*Task details*
In the records that follow, show each line where the word "corrugation" is present.
>> BEGIN Data to process
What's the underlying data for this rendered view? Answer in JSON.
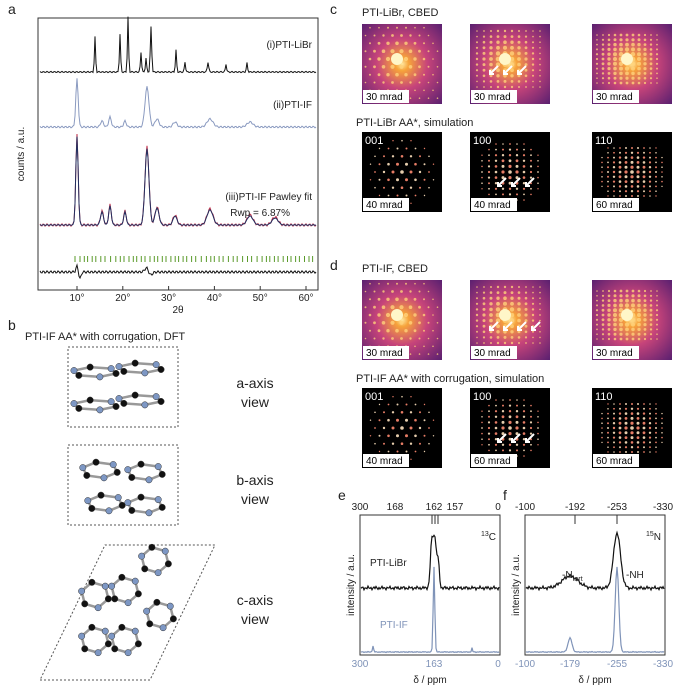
{
  "panels": {
    "a": {
      "label": "a",
      "traces": [
        "(i)PTI-LiBr",
        "(ii)PTI-IF",
        "(iii)PTI-IF Pawley fit"
      ],
      "rwp": "Rwp = 6.87%",
      "y_axis": "counts / a.u.",
      "x_axis": "2θ",
      "x_ticks": [
        "10°",
        "20°",
        "30°",
        "40°",
        "50°",
        "60°"
      ]
    },
    "b": {
      "label": "b",
      "title": "PTI-IF AA* with corrugation, DFT",
      "views": [
        [
          "a-axis",
          "view"
        ],
        [
          "b-axis",
          "view"
        ],
        [
          "c-axis",
          "view"
        ]
      ]
    },
    "c": {
      "label": "c",
      "cbed_title": "PTI-LiBr, CBED",
      "cbed_scales": [
        "30 mrad",
        "30 mrad",
        "30 mrad"
      ],
      "sim_title": "PTI-LiBr AA*, simulation",
      "sim_zones": [
        "001",
        "100",
        "110"
      ],
      "sim_scales": [
        "40 mrad",
        "40 mrad",
        "60 mrad"
      ]
    },
    "d": {
      "label": "d",
      "cbed_title": "PTI-IF, CBED",
      "cbed_scales": [
        "30 mrad",
        "30 mrad",
        "30 mrad"
      ],
      "sim_title": "PTI-IF AA* with corrugation, simulation",
      "sim_zones": [
        "001",
        "100",
        "110"
      ],
      "sim_scales": [
        "40 mrad",
        "60 mrad",
        "60 mrad"
      ]
    },
    "e": {
      "label": "e",
      "top_ticks": [
        "300",
        "168",
        "162",
        "157",
        "0"
      ],
      "isotope_mass": "13",
      "isotope": "C",
      "traces": [
        "PTI-LiBr",
        "PTI-IF"
      ],
      "y_axis": "intensity / a.u.",
      "bottom_ticks": [
        "300",
        "163",
        "0"
      ],
      "x_axis": "δ / ppm"
    },
    "f": {
      "label": "f",
      "top_ticks": [
        "-100",
        "-192",
        "-253",
        "-330"
      ],
      "isotope_mass": "15",
      "isotope": "N",
      "peak_labels": [
        {
          "main": "-N",
          "sub": "tert"
        },
        {
          "main": "-NH"
        }
      ],
      "y_axis": "intensity / a.u.",
      "bottom_ticks": [
        "-100",
        "-179",
        "-255",
        "-330"
      ],
      "x_axis": "δ / ppm"
    }
  }
}
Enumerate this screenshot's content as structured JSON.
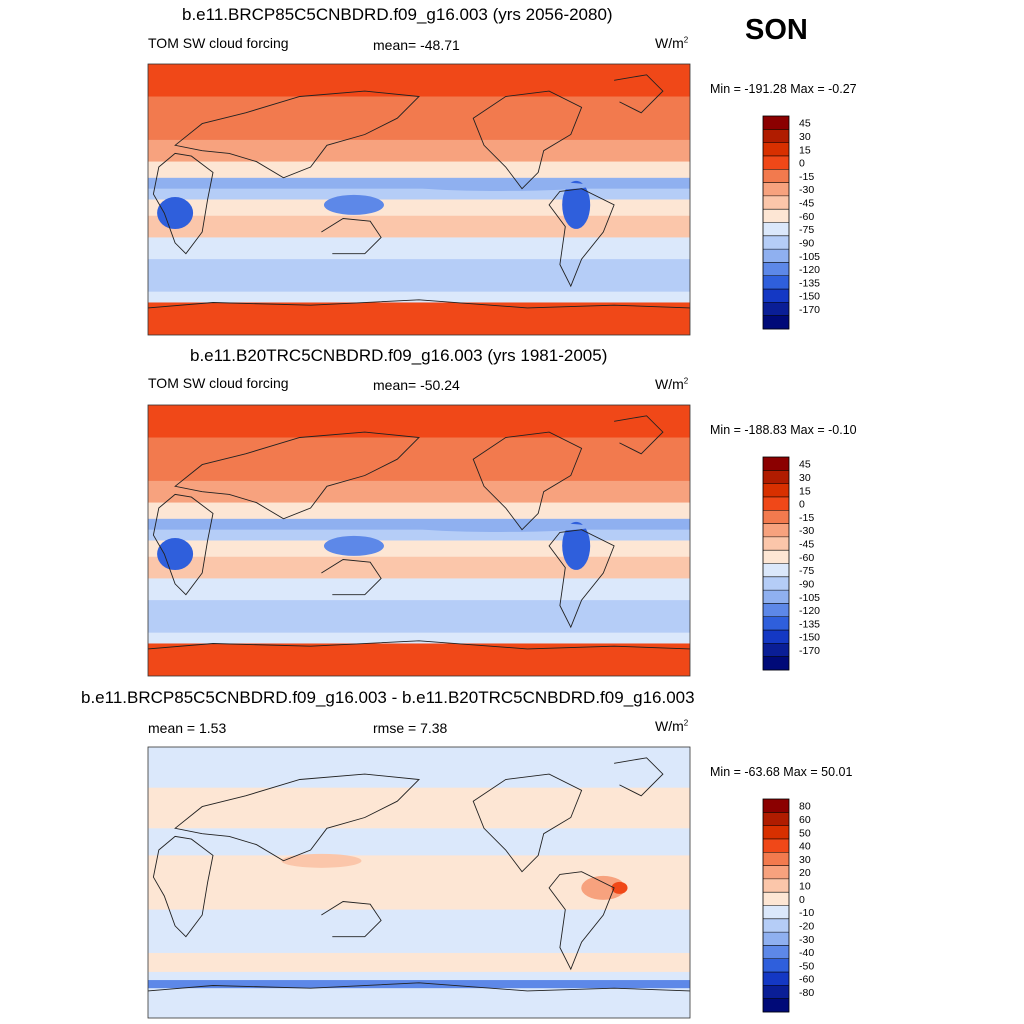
{
  "season": "SON",
  "chart_data": [
    {
      "type": "heatmap",
      "title": "b.e11.BRCP85C5CNBDRD.f09_g16.003 (yrs 2056-2080)",
      "left_label": "TOM SW cloud forcing",
      "center_label": "mean= -48.71",
      "units": "W/m",
      "units_sup": "2",
      "mean": -48.71,
      "min": -191.28,
      "max": -0.27,
      "minmax_text": "Min = -191.28 Max =  -0.27",
      "colorbar_levels": [
        "45",
        "30",
        "15",
        "0",
        "-15",
        "-30",
        "-45",
        "-60",
        "-75",
        "-90",
        "-105",
        "-120",
        "-135",
        "-150",
        "-170"
      ],
      "colorbar_colors": [
        "#8b0000",
        "#b01c00",
        "#d83000",
        "#f04818",
        "#f27a4e",
        "#f7a27e",
        "#fbc6aa",
        "#fde6d4",
        "#dbe8fb",
        "#b5cdf7",
        "#8fb0f0",
        "#5d88e8",
        "#2f5fdc",
        "#1438c4",
        "#0a1e96",
        "#000a78"
      ],
      "field": "current"
    },
    {
      "type": "heatmap",
      "title": "b.e11.B20TRC5CNBDRD.f09_g16.003 (yrs 1981-2005)",
      "left_label": "TOM SW cloud forcing",
      "center_label": "mean= -50.24",
      "units": "W/m",
      "units_sup": "2",
      "mean": -50.24,
      "min": -188.83,
      "max": -0.1,
      "minmax_text": "Min = -188.83 Max =  -0.10",
      "colorbar_levels": [
        "45",
        "30",
        "15",
        "0",
        "-15",
        "-30",
        "-45",
        "-60",
        "-75",
        "-90",
        "-105",
        "-120",
        "-135",
        "-150",
        "-170"
      ],
      "colorbar_colors": [
        "#8b0000",
        "#b01c00",
        "#d83000",
        "#f04818",
        "#f27a4e",
        "#f7a27e",
        "#fbc6aa",
        "#fde6d4",
        "#dbe8fb",
        "#b5cdf7",
        "#8fb0f0",
        "#5d88e8",
        "#2f5fdc",
        "#1438c4",
        "#0a1e96",
        "#000a78"
      ],
      "field": "current"
    },
    {
      "type": "heatmap",
      "title": "b.e11.BRCP85C5CNBDRD.f09_g16.003 - b.e11.B20TRC5CNBDRD.f09_g16.003",
      "left_label": "mean =   1.53",
      "center_label": "rmse =   7.38",
      "units": "W/m",
      "units_sup": "2",
      "mean": 1.53,
      "rmse": 7.38,
      "min": -63.68,
      "max": 50.01,
      "minmax_text": "Min = -63.68 Max =  50.01",
      "colorbar_levels": [
        "80",
        "60",
        "50",
        "40",
        "30",
        "20",
        "10",
        "0",
        "-10",
        "-20",
        "-30",
        "-40",
        "-50",
        "-60",
        "-80"
      ],
      "colorbar_colors": [
        "#8b0000",
        "#b01c00",
        "#d83000",
        "#f04818",
        "#f27a4e",
        "#f7a27e",
        "#fbc6aa",
        "#fde6d4",
        "#dbe8fb",
        "#b5cdf7",
        "#8fb0f0",
        "#5d88e8",
        "#2f5fdc",
        "#1438c4",
        "#0a1e96",
        "#000a78"
      ],
      "field": "diff"
    }
  ]
}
>> END Data to process
*Exercise output*
      "title": "PTI-IF AA* with corrugation, DFT",
      "sim_title": "PTI-IF AA* with corrugation, simulation",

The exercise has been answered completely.